* _Task directions_: Find all lines in the records that include the word "Capital", and copy them out.

───── Listed entries ─────

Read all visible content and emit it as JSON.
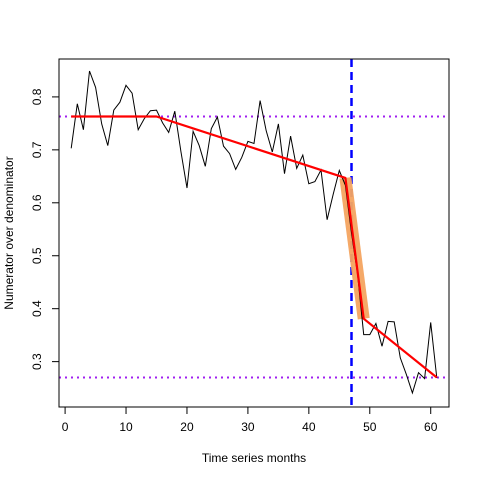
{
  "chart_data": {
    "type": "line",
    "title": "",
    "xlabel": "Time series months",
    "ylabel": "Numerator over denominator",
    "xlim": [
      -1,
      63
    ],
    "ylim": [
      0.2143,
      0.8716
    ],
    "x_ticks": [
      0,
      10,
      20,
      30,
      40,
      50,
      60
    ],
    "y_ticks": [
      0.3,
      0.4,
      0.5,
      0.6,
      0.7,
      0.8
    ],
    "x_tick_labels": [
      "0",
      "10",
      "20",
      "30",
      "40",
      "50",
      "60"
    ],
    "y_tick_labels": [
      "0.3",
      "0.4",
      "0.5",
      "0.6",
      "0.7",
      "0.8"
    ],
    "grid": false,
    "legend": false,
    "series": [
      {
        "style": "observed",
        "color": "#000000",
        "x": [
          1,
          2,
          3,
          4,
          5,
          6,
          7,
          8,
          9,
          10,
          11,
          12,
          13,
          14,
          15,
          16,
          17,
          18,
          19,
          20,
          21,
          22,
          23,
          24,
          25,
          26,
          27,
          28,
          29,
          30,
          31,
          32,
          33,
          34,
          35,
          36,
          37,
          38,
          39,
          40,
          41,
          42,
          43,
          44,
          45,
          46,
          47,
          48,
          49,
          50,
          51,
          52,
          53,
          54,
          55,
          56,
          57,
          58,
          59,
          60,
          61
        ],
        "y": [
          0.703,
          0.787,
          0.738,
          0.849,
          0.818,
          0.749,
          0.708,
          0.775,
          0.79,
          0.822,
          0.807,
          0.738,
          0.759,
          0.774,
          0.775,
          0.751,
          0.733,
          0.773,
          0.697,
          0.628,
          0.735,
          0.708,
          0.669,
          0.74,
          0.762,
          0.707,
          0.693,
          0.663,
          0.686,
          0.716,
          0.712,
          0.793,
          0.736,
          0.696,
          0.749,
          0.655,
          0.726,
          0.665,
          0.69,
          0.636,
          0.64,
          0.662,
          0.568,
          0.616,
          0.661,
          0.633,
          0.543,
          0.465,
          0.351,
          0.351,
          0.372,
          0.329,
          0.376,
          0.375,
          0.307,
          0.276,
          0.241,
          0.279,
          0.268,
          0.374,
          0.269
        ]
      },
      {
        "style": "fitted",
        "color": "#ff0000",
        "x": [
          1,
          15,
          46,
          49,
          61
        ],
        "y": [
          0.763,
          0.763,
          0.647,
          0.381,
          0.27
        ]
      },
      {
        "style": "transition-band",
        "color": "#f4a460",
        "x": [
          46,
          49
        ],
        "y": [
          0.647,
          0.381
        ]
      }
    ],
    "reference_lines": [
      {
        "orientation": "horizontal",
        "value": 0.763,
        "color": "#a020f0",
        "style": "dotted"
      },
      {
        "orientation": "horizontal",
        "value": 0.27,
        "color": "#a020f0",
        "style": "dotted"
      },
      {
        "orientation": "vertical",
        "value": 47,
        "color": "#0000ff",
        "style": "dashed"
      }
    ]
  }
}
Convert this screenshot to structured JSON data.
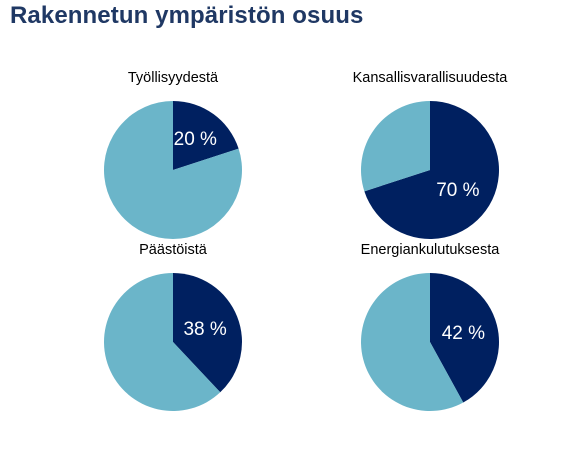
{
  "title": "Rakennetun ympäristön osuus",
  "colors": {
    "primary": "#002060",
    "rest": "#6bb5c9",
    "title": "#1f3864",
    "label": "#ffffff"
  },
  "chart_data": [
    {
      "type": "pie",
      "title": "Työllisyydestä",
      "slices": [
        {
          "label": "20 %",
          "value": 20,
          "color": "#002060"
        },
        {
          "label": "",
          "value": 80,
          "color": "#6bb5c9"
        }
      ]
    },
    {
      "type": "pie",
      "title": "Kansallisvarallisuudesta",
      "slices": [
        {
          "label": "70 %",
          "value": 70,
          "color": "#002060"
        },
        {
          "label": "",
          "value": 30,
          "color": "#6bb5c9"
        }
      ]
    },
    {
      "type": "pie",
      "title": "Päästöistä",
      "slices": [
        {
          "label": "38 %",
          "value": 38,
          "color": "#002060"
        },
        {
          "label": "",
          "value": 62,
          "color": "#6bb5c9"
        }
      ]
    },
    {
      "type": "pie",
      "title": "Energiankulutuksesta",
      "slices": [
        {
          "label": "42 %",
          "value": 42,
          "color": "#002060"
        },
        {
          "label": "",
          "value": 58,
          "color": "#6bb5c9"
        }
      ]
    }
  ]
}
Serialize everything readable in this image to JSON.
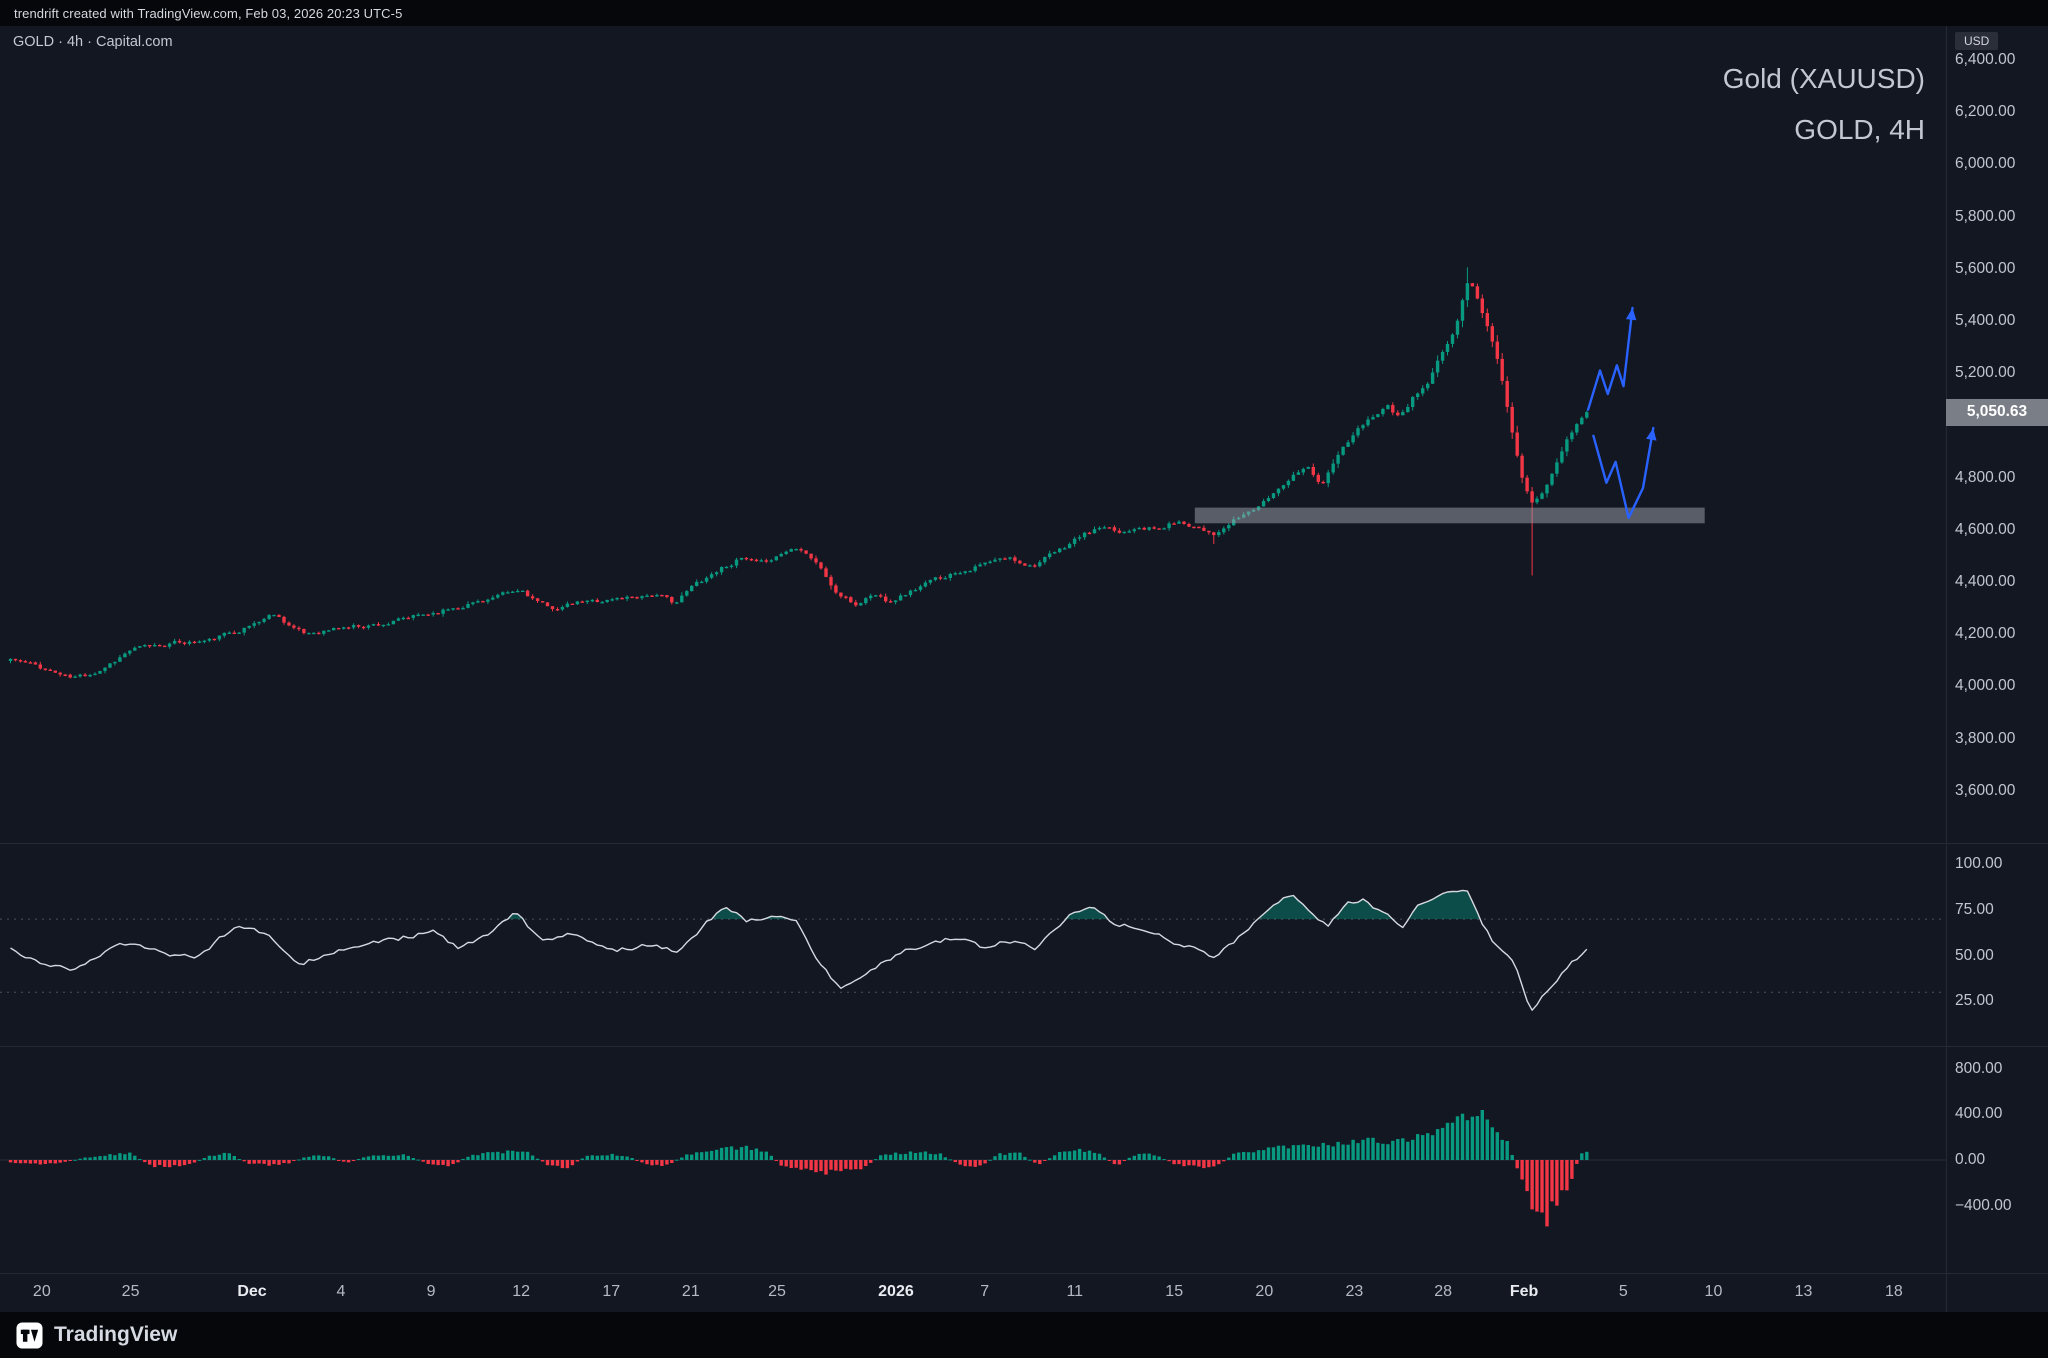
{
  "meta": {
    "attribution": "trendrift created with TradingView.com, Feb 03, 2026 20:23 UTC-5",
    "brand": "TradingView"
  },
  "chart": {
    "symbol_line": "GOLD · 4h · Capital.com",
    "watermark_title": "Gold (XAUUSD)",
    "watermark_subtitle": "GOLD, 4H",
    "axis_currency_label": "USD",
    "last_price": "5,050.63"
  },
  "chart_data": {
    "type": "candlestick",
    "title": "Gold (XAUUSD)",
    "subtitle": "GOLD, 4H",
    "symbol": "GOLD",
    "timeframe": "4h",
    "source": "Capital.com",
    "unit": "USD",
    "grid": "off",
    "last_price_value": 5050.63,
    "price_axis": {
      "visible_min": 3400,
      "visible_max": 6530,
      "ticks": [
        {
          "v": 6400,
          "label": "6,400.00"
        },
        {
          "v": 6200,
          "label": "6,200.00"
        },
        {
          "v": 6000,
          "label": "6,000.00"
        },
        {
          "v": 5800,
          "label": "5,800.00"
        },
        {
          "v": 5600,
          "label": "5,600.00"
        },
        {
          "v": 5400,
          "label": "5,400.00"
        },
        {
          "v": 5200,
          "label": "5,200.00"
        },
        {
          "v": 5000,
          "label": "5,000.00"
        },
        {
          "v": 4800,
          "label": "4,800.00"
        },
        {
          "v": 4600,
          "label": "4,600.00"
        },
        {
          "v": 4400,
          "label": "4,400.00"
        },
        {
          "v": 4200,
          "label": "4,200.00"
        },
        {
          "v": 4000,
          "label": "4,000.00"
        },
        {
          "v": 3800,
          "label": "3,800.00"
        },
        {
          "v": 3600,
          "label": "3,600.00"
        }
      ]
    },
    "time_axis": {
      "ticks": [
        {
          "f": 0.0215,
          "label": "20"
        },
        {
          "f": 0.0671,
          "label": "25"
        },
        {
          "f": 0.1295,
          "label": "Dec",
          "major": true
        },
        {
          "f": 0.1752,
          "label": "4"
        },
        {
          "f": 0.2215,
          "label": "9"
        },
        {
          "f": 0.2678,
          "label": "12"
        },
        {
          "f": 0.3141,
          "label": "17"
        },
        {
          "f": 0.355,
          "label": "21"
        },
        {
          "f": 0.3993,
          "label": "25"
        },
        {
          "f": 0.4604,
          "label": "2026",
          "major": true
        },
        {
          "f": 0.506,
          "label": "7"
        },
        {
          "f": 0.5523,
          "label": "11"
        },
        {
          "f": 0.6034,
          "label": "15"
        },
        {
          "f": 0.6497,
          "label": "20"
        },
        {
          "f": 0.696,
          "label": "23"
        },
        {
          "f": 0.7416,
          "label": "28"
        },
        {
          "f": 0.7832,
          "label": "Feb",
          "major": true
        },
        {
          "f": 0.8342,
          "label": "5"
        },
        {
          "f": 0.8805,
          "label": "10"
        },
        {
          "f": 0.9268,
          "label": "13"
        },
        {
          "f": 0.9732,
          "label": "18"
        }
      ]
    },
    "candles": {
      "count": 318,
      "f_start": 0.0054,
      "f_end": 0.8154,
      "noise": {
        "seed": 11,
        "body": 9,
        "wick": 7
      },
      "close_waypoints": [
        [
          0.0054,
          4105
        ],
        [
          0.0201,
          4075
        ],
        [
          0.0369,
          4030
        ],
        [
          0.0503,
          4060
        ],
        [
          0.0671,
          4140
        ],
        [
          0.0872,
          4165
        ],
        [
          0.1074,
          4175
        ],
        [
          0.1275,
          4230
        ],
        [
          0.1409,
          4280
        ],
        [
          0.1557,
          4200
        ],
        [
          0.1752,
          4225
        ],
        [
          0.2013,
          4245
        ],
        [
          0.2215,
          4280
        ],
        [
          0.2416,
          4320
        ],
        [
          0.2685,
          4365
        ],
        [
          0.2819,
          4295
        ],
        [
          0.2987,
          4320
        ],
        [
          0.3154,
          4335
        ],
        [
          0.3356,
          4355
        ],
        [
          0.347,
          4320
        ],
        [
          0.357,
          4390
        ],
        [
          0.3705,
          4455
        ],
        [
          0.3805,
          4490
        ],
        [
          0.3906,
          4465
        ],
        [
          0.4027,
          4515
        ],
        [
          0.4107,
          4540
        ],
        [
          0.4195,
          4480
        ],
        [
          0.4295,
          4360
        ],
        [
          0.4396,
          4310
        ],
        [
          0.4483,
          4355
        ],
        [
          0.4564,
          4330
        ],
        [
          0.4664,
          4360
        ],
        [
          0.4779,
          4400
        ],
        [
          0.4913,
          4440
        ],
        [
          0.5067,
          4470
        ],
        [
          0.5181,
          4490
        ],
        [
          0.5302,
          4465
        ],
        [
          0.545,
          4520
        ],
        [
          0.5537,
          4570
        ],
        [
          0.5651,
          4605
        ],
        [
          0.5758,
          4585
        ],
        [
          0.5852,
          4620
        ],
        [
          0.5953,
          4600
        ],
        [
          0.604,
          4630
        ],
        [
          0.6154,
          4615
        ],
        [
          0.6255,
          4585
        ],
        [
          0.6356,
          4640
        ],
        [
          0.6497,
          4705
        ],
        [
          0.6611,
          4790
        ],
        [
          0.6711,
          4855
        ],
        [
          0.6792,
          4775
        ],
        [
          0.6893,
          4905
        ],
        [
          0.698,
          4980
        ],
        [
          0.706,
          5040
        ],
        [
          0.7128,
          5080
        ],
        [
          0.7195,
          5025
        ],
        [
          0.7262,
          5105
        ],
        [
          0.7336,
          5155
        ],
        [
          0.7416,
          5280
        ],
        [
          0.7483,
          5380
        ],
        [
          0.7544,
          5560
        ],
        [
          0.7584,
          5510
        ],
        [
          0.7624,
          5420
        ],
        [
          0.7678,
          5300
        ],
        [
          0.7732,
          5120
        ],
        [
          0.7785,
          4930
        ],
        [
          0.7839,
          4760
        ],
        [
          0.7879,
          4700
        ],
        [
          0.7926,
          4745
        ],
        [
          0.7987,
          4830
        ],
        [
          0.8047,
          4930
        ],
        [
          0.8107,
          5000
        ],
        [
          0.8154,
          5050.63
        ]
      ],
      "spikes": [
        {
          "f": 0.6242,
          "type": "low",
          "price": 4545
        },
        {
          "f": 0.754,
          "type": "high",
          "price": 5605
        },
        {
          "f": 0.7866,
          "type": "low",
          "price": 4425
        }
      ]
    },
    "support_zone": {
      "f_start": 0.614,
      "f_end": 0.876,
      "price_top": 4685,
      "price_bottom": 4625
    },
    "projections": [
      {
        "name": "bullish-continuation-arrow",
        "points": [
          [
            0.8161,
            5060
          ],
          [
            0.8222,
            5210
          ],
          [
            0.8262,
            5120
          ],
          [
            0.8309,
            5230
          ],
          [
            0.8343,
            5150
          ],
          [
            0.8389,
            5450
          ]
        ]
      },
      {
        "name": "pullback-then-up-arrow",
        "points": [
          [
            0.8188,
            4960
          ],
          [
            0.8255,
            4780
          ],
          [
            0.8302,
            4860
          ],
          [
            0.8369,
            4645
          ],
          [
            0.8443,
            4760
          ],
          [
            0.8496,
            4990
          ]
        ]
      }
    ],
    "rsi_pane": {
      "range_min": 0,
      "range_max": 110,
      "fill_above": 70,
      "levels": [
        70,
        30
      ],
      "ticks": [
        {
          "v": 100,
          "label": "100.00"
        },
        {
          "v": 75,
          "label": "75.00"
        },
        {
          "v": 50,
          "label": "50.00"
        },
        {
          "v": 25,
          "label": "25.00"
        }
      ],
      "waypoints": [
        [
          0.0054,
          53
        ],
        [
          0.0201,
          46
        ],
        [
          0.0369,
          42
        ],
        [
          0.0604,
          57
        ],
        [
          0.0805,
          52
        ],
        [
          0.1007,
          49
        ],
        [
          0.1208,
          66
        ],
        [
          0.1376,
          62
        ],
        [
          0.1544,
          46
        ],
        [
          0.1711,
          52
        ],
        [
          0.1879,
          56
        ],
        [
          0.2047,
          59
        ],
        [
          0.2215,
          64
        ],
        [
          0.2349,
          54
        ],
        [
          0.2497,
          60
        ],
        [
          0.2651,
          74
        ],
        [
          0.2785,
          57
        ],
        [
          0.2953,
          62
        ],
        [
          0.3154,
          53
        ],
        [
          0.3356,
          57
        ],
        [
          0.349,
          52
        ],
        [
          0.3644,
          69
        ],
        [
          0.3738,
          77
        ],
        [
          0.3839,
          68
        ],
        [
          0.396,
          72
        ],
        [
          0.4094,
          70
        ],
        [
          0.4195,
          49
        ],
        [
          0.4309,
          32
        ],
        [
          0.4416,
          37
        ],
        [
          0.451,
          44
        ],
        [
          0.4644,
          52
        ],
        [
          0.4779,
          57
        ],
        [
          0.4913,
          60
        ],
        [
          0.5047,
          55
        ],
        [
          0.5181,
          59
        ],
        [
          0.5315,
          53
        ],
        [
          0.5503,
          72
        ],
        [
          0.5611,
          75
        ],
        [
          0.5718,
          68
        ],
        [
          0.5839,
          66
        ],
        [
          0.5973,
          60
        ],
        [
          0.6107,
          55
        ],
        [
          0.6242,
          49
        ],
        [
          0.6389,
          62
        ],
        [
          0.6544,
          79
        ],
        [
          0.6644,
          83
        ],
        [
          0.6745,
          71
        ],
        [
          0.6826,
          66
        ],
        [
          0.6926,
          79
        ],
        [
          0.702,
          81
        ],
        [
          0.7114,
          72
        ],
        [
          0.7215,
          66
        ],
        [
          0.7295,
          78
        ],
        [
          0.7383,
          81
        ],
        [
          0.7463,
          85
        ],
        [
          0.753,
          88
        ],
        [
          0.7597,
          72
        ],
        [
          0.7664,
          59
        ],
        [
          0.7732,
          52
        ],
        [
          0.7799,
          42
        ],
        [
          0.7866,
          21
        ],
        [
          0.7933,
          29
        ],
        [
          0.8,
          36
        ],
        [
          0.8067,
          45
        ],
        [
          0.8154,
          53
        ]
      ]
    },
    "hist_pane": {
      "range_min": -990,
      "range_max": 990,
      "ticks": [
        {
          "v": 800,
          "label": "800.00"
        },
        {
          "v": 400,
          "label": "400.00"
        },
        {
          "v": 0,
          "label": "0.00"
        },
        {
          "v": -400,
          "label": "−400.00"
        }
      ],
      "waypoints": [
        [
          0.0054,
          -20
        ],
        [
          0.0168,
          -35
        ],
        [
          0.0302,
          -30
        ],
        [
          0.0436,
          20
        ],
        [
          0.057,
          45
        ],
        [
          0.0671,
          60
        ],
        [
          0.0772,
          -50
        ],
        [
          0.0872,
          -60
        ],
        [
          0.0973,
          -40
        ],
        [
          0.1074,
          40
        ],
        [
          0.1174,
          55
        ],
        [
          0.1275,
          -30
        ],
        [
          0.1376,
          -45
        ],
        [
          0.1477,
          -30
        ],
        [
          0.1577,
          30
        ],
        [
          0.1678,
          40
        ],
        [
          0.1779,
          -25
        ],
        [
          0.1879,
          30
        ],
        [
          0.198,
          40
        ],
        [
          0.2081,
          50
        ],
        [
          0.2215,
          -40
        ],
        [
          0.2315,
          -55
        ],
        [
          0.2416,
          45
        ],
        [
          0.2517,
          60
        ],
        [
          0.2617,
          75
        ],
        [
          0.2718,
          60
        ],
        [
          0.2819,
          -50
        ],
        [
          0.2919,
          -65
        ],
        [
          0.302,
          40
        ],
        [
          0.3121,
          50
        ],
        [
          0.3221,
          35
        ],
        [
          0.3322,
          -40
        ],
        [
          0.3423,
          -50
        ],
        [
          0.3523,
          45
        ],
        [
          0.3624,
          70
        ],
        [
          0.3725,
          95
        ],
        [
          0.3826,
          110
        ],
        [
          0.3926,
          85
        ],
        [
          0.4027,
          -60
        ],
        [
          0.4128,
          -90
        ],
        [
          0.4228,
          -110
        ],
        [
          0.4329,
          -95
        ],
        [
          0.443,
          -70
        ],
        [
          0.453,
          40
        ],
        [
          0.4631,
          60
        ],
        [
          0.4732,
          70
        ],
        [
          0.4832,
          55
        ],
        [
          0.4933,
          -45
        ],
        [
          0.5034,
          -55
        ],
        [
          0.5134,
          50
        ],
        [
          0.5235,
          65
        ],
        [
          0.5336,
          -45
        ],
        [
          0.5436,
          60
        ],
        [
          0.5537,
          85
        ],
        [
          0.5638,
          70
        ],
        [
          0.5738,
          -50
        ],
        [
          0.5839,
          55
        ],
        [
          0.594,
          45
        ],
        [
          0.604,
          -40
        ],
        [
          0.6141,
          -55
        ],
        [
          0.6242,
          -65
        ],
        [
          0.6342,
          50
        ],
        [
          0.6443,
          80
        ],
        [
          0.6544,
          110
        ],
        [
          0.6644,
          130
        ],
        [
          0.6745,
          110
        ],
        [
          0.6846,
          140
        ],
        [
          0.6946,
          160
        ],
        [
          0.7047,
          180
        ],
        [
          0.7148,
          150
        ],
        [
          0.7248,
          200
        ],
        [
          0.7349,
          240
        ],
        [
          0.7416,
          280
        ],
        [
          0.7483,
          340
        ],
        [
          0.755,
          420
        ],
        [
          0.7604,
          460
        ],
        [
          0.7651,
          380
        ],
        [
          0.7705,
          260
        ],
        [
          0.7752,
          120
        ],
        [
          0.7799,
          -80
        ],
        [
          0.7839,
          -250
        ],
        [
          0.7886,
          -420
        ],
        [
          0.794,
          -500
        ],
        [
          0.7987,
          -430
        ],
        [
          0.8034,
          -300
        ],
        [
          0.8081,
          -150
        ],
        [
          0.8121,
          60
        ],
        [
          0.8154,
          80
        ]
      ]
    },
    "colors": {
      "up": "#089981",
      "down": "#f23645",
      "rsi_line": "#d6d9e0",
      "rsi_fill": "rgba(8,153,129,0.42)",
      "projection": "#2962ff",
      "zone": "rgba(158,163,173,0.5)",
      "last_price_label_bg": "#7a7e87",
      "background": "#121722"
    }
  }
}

─────

* _Answer to this task_:
    "symbol_line": "GOLD · 4h · Capital.com",
    "source": "Capital.com",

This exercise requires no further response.